### What to produce
Copy each line of the data below with the word "Weight".

****************************************

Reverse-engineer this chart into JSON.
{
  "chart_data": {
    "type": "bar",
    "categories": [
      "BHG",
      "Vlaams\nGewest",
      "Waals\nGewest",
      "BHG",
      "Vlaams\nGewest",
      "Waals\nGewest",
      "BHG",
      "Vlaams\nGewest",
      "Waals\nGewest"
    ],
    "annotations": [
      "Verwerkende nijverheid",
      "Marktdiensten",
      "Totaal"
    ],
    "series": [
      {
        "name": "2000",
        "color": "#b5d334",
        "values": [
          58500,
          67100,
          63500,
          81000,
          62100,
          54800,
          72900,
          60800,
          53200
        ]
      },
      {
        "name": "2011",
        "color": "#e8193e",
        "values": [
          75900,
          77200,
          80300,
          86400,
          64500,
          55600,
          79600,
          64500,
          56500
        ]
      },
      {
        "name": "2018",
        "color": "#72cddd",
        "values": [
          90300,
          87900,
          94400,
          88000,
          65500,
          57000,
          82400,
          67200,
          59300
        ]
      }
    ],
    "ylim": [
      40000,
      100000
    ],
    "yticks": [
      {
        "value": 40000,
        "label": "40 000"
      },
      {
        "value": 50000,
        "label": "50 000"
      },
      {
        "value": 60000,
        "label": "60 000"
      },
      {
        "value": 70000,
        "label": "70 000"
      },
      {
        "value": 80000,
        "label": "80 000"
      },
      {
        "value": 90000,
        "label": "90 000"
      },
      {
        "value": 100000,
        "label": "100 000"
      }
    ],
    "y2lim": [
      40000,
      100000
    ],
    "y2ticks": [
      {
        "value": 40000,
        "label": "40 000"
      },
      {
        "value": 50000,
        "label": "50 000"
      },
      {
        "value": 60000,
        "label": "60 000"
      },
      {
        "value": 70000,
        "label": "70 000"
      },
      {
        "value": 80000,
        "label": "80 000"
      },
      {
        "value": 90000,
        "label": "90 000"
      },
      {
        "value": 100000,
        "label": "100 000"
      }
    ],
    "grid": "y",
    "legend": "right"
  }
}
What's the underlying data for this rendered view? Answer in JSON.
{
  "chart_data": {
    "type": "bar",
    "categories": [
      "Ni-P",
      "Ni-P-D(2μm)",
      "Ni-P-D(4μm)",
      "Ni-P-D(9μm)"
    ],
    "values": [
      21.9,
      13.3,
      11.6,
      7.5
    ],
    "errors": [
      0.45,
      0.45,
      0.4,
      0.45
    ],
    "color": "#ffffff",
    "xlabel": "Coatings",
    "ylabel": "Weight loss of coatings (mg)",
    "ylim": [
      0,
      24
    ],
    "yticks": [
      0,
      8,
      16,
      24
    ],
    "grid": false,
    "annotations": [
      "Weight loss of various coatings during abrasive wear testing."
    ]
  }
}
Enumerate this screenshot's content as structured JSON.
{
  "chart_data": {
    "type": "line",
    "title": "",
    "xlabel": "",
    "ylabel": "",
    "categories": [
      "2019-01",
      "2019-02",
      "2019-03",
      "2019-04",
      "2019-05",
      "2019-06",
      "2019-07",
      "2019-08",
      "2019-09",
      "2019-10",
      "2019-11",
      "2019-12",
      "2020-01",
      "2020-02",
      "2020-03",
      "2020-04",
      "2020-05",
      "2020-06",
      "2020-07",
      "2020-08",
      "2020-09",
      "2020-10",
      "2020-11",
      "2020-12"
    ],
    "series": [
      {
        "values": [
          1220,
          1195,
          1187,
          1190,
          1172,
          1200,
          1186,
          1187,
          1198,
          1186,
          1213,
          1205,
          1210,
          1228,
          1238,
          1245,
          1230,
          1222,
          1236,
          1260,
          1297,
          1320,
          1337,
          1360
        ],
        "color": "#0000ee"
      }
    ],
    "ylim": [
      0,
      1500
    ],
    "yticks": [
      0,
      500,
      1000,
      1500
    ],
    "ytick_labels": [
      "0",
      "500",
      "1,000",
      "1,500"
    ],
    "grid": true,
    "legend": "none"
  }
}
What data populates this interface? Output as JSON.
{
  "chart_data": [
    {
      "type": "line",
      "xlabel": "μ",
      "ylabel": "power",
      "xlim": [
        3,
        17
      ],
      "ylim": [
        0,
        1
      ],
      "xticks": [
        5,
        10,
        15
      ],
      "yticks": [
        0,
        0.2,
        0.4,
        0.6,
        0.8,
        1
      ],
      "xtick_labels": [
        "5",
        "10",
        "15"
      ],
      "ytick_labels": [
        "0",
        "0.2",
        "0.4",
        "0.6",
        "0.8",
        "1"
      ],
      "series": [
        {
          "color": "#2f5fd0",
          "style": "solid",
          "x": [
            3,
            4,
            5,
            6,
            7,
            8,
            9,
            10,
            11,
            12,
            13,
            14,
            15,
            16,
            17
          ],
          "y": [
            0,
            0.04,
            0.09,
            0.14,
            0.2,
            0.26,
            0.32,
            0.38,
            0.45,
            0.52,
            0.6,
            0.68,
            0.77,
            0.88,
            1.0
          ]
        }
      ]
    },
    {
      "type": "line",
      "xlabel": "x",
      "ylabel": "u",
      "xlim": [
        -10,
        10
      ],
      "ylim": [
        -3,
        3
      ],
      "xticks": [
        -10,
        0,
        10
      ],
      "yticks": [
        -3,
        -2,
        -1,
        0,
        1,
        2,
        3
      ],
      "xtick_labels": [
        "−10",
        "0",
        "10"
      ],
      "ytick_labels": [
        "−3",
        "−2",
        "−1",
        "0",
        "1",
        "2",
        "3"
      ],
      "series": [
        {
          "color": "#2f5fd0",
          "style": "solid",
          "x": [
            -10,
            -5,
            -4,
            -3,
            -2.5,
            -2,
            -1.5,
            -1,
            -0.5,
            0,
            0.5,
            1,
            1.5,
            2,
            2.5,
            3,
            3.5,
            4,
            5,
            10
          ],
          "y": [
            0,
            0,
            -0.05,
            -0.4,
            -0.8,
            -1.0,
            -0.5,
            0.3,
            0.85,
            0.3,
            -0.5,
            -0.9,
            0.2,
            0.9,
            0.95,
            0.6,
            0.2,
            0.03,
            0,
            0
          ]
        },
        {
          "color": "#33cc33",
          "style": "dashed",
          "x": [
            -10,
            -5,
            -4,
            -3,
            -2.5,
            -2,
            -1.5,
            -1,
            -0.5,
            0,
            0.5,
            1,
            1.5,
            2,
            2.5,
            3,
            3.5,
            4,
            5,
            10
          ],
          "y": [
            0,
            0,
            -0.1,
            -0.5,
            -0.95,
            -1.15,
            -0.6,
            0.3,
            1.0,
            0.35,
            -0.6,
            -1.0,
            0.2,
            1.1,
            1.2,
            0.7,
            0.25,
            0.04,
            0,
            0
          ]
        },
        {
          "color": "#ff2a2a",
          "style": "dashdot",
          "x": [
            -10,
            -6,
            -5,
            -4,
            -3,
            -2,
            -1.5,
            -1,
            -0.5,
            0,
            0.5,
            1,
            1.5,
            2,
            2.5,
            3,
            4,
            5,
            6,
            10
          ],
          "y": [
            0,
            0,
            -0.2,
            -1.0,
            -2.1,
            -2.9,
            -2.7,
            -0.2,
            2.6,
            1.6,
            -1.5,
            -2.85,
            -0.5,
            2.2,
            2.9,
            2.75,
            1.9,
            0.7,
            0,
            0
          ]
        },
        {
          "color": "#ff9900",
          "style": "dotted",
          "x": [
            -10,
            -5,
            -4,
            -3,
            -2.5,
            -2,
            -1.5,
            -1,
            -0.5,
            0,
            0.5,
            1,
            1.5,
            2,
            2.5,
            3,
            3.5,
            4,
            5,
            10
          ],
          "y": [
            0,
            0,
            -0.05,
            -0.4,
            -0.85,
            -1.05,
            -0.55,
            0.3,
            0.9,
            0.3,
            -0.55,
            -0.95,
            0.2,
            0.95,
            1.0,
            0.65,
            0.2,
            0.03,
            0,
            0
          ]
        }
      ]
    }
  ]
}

****************************************

### Answer to this exercise
    "ylabel": "Weight loss of coatings (mg)",
      "Weight loss of various coatings during abrasive wear testing."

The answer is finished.